A run of records:
---*---
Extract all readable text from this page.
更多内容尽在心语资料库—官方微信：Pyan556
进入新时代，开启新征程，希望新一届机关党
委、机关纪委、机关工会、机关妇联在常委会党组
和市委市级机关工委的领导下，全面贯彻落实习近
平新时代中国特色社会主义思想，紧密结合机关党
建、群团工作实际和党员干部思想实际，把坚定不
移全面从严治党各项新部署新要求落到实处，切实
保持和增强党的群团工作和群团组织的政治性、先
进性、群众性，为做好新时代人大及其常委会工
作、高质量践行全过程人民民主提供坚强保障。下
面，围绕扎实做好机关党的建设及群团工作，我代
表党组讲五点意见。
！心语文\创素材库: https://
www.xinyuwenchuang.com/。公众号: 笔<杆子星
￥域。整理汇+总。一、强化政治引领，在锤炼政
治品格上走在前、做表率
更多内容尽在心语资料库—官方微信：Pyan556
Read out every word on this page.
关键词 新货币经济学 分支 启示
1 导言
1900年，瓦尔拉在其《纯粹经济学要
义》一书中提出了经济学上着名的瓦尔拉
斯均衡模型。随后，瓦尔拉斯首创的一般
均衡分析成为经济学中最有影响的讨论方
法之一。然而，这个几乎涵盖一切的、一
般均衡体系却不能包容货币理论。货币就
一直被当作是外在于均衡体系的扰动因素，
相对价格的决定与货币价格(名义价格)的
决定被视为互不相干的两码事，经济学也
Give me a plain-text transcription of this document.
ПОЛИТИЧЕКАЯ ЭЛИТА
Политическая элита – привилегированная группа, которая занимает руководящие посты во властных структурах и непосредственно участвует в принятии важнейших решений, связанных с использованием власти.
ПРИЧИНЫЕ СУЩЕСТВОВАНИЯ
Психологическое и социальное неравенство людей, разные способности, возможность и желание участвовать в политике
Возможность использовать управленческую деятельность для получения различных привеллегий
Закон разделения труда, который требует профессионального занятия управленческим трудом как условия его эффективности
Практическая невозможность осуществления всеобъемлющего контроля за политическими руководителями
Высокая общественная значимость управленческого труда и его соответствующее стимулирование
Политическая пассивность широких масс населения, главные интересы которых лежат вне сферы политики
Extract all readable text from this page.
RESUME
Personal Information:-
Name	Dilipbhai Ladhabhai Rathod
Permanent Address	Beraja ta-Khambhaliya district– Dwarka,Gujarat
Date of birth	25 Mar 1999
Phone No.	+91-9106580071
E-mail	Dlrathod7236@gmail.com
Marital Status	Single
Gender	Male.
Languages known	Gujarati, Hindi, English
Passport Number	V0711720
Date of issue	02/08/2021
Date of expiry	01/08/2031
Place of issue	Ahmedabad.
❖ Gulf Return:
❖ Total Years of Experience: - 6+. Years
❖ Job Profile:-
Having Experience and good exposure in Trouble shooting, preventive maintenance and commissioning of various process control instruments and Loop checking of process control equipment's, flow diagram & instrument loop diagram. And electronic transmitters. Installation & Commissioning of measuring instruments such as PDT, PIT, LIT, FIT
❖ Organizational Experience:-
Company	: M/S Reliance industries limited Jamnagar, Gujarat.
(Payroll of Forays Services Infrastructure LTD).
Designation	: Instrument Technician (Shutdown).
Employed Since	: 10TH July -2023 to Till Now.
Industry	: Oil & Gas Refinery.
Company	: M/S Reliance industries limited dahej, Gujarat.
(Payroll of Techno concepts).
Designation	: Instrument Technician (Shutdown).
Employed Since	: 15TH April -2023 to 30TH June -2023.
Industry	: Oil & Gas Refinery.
---*---
» **Requirement**
Write out every entry verbatim.

» **Complete response**
Extract all readable text from this page.
更多内容尽在心语资料库—官方微信：Pyan556
进入新时代，开启新征程，希望新一届机关党
委、机关纪委、机关工会、机关妇联在常委会党组
和市委市级机关工委的领导下，全面贯彻落实习近
平新时代中国特色社会主义思想，紧密结合机关党
建、群团工作实际和党员干部思想实际，把坚定不
移全面从严治党各项新部署新要求落到实处，切实
保持和增强党的群团工作和群团组织的政治性、先
进性、群众性，为做好新时代人大及其常委会工
作、高质量践行全过程人民民主提供坚强保障。下
面，围绕扎实做好机关党的建设及群团工作，我代
表党组讲五点意见。
！心语文\创素材库: https://
www.xinyuwenchuang.com/。公众号: 笔<杆子星
￥域。整理汇+总。一、强化政治引领，在锤炼政
治品格上走在前、做表率
更多内容尽在心语资料库—官方微信：Pyan556
Read out every word on this page.
关键词 新货币经济学 分支 启示
1 导言
1900年，瓦尔拉在其《纯粹经济学要
义》一书中提出了经济学上着名的瓦尔拉
斯均衡模型。随后，瓦尔拉斯首创的一般
均衡分析成为经济学中最有影响的讨论方
法之一。然而，这个几乎涵盖一切的、一
般均衡体系却不能包容货币理论。货币就
一直被当作是外在于均衡体系的扰动因素，
相对价格的决定与货币价格(名义价格)的
决定被视为互不相干的两码事，经济学也
Give me a plain-text transcription of this document.
ПОЛИТИЧЕКАЯ ЭЛИТА
Политическая элита – привилегированная группа, которая занимает руководящие посты во властных структурах и непосредственно участвует в принятии важнейших решений, связанных с использованием власти.
ПРИЧИНЫЕ СУЩЕСТВОВАНИЯ
Психологическое и социальное неравенство людей, разные способности, возможность и желание участвовать в политике
Возможность использовать управленческую деятельность для получения различных привеллегий
Закон разделения труда, который требует профессионального занятия управленческим трудом как условия его эффективности
Практическая невозможность осуществления всеобъемлющего контроля за политическими руководителями
Высокая общественная значимость управленческого труда и его соответствующее стимулирование
Политическая пассивность широких масс населения, главные интересы которых лежат вне сферы политики
Extract all readable text from this page.
RESUME
Personal Information:-
Name	Dilipbhai Ladhabhai Rathod
Permanent Address	Beraja ta-Khambhaliya district– Dwarka,Gujarat
Date of birth	25 Mar 1999
Phone No.	+91-9106580071
E-mail	Dlrathod7236@gmail.com
Marital Status	Single
Gender	Male.
Languages known	Gujarati, Hindi, English
Passport Number	V0711720
Date of issue	02/08/2021
Date of expiry	01/08/2031
Place of issue	Ahmedabad.
❖ Gulf Return:
❖ Total Years of Experience: - 6+. Years
❖ Job Profile:-
Having Experience and good exposure in Trouble shooting, preventive maintenance and commissioning of various process control instruments and Loop checking of process control equipment's, flow diagram & instrument loop diagram. And electronic transmitters. Installation & Commissioning of measuring instruments such as PDT, PIT, LIT, FIT
❖ Organizational Experience:-
Company	: M/S Reliance industries limited Jamnagar, Gujarat.
(Payroll of Forays Services Infrastructure LTD).
Designation	: Instrument Technician (Shutdown).
Employed Since	: 10TH July -2023 to Till Now.
Industry	: Oil & Gas Refinery.
Company	: M/S Reliance industries limited dahej, Gujarat.
(Payroll of Techno concepts).
Designation	: Instrument Technician (Shutdown).
Employed Since	: 15TH April -2023 to 30TH June -2023.
Industry	: Oil & Gas Refinery.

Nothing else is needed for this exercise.